Exercise brief:
Here are some records; return them all exactly.

[Dataset items]

^^^^^^^^^^^^^^^^

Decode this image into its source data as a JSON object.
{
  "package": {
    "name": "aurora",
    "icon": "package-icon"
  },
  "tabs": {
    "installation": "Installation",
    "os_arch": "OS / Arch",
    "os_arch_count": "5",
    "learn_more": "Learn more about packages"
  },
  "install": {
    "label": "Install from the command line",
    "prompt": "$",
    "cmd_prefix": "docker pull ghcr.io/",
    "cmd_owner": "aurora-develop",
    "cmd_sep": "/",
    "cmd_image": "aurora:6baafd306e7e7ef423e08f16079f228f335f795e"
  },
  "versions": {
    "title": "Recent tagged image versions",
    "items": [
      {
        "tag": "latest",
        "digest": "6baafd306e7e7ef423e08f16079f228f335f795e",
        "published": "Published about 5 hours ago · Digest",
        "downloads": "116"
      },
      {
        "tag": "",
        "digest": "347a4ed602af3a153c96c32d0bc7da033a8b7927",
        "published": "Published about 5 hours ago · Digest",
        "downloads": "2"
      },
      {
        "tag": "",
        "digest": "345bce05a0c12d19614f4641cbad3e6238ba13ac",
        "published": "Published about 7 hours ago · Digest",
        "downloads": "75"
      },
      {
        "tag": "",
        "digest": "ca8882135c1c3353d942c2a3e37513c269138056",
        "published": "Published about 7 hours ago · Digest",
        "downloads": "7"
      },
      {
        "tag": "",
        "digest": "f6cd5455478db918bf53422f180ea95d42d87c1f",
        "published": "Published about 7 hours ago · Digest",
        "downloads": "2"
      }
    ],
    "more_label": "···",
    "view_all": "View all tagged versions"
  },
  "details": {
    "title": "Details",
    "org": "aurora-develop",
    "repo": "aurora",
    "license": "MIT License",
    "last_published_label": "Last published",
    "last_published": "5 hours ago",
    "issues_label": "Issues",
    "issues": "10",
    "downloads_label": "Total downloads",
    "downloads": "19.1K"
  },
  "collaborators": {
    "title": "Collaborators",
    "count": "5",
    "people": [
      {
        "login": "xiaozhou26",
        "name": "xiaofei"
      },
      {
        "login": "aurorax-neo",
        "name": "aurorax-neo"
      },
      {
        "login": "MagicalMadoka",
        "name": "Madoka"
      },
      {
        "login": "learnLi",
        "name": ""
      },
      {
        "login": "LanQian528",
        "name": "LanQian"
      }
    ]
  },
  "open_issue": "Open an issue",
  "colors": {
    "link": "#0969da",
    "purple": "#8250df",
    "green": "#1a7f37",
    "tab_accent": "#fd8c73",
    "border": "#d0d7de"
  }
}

^^^^^^^^^^^^^^^^

Worked solution:
Decode this image into its source data as a JSON object.
{
  "package": {
    "name": "aurora",
    "icon": "package-icon"
  },
  "tabs": {
    "installation": "Installation",
    "os_arch": "OS / Arch",
    "os_arch_count": "5",
    "learn_more": "Learn more about packages"
  },
  "install": {
    "label": "Install from the command line",
    "prompt": "$",
    "cmd_prefix": "docker pull ghcr.io/",
    "cmd_owner": "aurora-develop",
    "cmd_sep": "/",
    "cmd_image": "aurora:6baafd306e7e7ef423e08f16079f228f335f795e"
  },
  "versions": {
    "title": "Recent tagged image versions",
    "items": [
      {
        "tag": "latest",
        "digest": "6baafd306e7e7ef423e08f16079f228f335f795e",
        "published": "Published about 5 hours ago · Digest",
        "downloads": "116"
      },
      {
        "tag": "",
        "digest": "347a4ed602af3a153c96c32d0bc7da033a8b7927",
        "published": "Published about 5 hours ago · Digest",
        "downloads": "2"
      },
      {
        "tag": "",
        "digest": "345bce05a0c12d19614f4641cbad3e6238ba13ac",
        "published": "Published about 7 hours ago · Digest",
        "downloads": "75"
      },
      {
        "tag": "",
        "digest": "ca8882135c1c3353d942c2a3e37513c269138056",
        "published": "Published about 7 hours ago · Digest",
        "downloads": "7"
      },
      {
        "tag": "",
        "digest": "f6cd5455478db918bf53422f180ea95d42d87c1f",
        "published": "Published about 7 hours ago · Digest",
        "downloads": "2"
      }
    ],
    "more_label": "···",
    "view_all": "View all tagged versions"
  },
  "details": {
    "title": "Details",
    "org": "aurora-develop",
    "repo": "aurora",
    "license": "MIT License",
    "last_published_label": "Last published",
    "last_published": "5 hours ago",
    "issues_label": "Issues",
    "issues": "10",
    "downloads_label": "Total downloads",
    "downloads": "19.1K"
  },
  "collaborators": {
    "title": "Collaborators",
    "count": "5",
    "people": [
      {
        "login": "xiaozhou26",
        "name": "xiaofei"
      },
      {
        "login": "aurorax-neo",
        "name": "aurorax-neo"
      },
      {
        "login": "MagicalMadoka",
        "name": "Madoka"
      },
      {
        "login": "learnLi",
        "name": ""
      },
      {
        "login": "LanQian528",
        "name": "LanQian"
      }
    ]
  },
  "open_issue": "Open an issue",
  "colors": {
    "link": "#0969da",
    "purple": "#8250df",
    "green": "#1a7f37",
    "tab_accent": "#fd8c73",
    "border": "#d0d7de"
  }
}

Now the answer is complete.